--- START ---
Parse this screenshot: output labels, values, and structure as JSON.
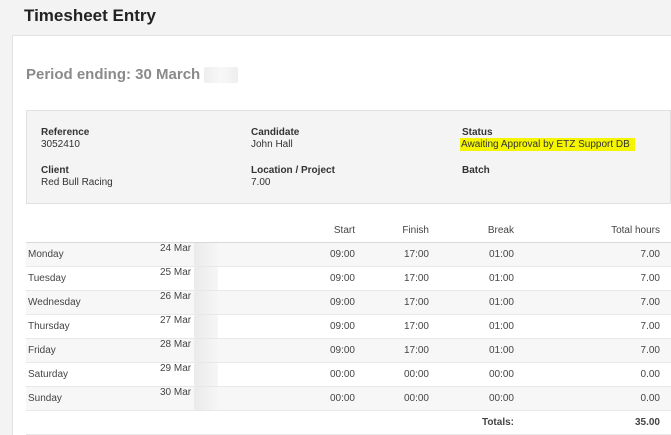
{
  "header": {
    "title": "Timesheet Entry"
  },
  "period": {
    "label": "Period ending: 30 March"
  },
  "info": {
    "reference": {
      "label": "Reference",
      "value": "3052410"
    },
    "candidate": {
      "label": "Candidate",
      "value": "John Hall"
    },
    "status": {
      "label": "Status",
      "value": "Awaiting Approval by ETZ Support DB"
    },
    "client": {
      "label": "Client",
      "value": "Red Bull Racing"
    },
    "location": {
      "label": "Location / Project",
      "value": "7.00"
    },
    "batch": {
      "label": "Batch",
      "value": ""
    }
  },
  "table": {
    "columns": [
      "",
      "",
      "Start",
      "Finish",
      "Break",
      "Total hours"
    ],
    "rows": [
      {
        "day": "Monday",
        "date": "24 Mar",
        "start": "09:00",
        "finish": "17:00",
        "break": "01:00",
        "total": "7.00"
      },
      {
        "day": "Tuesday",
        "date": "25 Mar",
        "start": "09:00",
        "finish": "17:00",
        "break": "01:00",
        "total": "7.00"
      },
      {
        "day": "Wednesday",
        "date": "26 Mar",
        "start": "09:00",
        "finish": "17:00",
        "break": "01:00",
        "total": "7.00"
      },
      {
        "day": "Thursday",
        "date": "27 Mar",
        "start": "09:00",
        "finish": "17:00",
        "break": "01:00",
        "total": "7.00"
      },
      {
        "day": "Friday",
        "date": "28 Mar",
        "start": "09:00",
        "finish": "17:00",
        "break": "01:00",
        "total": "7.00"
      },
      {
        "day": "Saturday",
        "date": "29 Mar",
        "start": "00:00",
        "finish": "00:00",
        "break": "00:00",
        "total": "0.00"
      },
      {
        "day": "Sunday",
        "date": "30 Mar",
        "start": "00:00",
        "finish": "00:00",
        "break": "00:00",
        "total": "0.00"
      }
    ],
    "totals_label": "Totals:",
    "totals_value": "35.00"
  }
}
--- END ---
* Task statement *
Every line above should be repeated exactly; pictures stay out of the copy.

* Result of the task *
Parse this screenshot: output labels, values, and structure as JSON.
{
  "header": {
    "title": "Timesheet Entry"
  },
  "period": {
    "label": "Period ending: 30 March"
  },
  "info": {
    "reference": {
      "label": "Reference",
      "value": "3052410"
    },
    "candidate": {
      "label": "Candidate",
      "value": "John Hall"
    },
    "status": {
      "label": "Status",
      "value": "Awaiting Approval by ETZ Support DB"
    },
    "client": {
      "label": "Client",
      "value": "Red Bull Racing"
    },
    "location": {
      "label": "Location / Project",
      "value": "7.00"
    },
    "batch": {
      "label": "Batch",
      "value": ""
    }
  },
  "table": {
    "columns": [
      "",
      "",
      "Start",
      "Finish",
      "Break",
      "Total hours"
    ],
    "rows": [
      {
        "day": "Monday",
        "date": "24 Mar",
        "start": "09:00",
        "finish": "17:00",
        "break": "01:00",
        "total": "7.00"
      },
      {
        "day": "Tuesday",
        "date": "25 Mar",
        "start": "09:00",
        "finish": "17:00",
        "break": "01:00",
        "total": "7.00"
      },
      {
        "day": "Wednesday",
        "date": "26 Mar",
        "start": "09:00",
        "finish": "17:00",
        "break": "01:00",
        "total": "7.00"
      },
      {
        "day": "Thursday",
        "date": "27 Mar",
        "start": "09:00",
        "finish": "17:00",
        "break": "01:00",
        "total": "7.00"
      },
      {
        "day": "Friday",
        "date": "28 Mar",
        "start": "09:00",
        "finish": "17:00",
        "break": "01:00",
        "total": "7.00"
      },
      {
        "day": "Saturday",
        "date": "29 Mar",
        "start": "00:00",
        "finish": "00:00",
        "break": "00:00",
        "total": "0.00"
      },
      {
        "day": "Sunday",
        "date": "30 Mar",
        "start": "00:00",
        "finish": "00:00",
        "break": "00:00",
        "total": "0.00"
      }
    ],
    "totals_label": "Totals:",
    "totals_value": "35.00"
  }
}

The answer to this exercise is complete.